* **Goal**
In the data below, find every line that has the string "this", and copy it.

* **Raw data**
---+---

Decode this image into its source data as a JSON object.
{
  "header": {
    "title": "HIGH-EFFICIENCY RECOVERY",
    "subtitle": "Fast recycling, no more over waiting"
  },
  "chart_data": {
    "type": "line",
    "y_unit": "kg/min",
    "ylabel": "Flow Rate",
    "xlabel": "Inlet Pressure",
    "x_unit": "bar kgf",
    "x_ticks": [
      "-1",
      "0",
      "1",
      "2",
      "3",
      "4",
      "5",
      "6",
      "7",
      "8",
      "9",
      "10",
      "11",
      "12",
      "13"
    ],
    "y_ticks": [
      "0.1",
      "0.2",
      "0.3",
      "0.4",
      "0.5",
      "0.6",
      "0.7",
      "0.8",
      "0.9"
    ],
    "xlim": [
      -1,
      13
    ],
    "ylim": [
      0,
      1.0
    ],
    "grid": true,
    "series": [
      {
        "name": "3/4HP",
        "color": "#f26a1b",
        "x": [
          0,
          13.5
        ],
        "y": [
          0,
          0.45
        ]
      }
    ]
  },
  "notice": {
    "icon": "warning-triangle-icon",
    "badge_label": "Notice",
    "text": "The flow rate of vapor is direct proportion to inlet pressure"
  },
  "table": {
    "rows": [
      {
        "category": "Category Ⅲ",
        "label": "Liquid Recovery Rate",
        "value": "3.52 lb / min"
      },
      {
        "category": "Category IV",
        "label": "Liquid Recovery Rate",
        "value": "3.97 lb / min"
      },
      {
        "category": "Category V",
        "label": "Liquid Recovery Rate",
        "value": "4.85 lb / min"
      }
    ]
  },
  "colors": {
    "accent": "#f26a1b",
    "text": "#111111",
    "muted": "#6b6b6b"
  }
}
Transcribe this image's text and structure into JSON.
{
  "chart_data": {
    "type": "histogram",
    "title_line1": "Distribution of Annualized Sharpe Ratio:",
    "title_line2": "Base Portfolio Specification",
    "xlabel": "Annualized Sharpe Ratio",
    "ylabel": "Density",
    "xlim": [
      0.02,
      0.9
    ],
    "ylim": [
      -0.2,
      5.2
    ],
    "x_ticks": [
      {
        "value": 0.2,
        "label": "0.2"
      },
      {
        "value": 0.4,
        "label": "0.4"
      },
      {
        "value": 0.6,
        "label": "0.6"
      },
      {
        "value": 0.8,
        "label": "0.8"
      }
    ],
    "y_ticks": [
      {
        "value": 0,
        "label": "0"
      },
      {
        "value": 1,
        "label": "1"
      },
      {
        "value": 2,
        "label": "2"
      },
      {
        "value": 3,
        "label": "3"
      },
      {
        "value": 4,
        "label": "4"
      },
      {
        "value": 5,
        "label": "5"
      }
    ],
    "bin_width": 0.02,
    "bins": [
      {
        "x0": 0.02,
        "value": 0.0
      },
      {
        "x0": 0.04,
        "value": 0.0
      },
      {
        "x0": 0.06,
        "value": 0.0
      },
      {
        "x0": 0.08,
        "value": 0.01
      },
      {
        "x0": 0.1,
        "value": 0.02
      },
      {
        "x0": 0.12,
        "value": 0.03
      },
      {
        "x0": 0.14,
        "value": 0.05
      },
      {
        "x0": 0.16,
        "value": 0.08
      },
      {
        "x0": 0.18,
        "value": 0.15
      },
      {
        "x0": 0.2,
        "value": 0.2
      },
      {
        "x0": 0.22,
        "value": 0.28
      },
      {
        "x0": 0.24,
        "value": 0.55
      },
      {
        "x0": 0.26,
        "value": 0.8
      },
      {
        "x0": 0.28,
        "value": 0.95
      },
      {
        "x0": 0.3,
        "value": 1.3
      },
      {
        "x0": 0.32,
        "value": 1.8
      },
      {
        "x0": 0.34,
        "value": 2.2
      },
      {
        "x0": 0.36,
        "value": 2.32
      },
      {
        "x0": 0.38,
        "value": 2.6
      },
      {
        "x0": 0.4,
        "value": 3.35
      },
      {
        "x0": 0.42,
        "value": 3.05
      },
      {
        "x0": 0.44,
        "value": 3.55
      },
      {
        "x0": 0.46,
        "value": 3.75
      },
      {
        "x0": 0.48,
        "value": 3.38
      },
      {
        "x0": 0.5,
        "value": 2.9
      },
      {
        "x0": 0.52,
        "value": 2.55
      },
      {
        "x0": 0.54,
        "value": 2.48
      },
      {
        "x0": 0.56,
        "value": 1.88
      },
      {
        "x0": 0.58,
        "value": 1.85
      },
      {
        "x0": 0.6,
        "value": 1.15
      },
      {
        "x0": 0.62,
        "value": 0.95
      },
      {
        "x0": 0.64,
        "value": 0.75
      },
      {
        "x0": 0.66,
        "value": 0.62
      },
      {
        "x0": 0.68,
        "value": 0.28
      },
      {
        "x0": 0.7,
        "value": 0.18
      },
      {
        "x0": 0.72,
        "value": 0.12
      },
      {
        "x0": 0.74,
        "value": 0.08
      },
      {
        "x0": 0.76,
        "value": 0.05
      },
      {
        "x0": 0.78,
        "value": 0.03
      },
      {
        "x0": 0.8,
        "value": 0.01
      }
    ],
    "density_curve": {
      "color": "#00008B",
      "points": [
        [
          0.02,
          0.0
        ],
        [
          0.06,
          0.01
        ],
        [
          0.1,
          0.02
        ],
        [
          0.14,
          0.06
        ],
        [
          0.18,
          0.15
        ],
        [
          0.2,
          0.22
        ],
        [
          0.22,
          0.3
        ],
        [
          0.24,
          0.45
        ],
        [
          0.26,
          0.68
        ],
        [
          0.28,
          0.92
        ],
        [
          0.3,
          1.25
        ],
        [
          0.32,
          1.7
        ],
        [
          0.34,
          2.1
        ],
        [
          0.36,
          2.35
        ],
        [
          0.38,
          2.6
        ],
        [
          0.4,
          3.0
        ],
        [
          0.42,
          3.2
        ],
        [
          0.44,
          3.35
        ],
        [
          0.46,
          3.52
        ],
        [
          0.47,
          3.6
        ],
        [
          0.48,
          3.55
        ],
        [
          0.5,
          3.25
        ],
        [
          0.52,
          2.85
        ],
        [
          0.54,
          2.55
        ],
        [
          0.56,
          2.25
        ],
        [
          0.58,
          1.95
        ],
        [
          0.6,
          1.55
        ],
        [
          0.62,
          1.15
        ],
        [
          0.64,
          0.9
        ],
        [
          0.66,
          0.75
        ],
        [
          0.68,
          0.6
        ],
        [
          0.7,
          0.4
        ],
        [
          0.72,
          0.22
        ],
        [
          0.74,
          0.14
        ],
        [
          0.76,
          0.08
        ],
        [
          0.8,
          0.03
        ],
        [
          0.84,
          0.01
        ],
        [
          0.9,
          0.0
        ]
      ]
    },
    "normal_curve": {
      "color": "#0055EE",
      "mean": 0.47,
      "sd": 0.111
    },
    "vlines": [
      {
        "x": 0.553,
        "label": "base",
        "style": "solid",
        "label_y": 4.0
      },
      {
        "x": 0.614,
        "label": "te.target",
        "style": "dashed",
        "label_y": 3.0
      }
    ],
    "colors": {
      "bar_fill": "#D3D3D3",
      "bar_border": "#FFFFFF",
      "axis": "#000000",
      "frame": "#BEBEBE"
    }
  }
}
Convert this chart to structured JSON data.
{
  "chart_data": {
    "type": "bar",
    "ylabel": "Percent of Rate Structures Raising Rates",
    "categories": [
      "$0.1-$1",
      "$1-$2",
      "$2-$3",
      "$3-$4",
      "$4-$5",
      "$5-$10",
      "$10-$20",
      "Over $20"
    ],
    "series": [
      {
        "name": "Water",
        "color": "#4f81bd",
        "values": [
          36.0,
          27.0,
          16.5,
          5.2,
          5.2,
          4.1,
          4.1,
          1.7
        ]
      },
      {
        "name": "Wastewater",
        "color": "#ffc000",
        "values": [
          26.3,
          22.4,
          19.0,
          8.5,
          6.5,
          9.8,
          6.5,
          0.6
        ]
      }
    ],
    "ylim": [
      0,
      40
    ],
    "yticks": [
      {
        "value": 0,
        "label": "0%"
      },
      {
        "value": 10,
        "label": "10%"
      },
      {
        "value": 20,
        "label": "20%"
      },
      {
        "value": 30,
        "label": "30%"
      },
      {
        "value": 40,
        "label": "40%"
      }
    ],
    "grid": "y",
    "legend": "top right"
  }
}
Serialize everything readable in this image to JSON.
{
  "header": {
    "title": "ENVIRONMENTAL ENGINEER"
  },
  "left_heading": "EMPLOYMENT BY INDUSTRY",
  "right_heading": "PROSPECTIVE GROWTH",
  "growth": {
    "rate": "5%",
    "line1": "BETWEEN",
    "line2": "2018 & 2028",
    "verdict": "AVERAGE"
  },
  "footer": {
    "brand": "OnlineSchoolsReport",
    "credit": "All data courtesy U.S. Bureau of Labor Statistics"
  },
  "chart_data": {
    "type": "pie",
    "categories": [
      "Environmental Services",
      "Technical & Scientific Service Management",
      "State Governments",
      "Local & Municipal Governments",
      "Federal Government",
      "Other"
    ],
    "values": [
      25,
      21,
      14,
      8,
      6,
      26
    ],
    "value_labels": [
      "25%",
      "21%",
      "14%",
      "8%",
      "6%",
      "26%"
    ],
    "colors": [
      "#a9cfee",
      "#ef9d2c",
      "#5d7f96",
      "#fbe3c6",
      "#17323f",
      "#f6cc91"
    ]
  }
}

---+---

* **Correct output**
Decode this image into its source data as a JSON object.
Transcribe this image's text and structure into JSON.
Convert this chart to structured JSON data.
Serialize everything readable in this image to JSON.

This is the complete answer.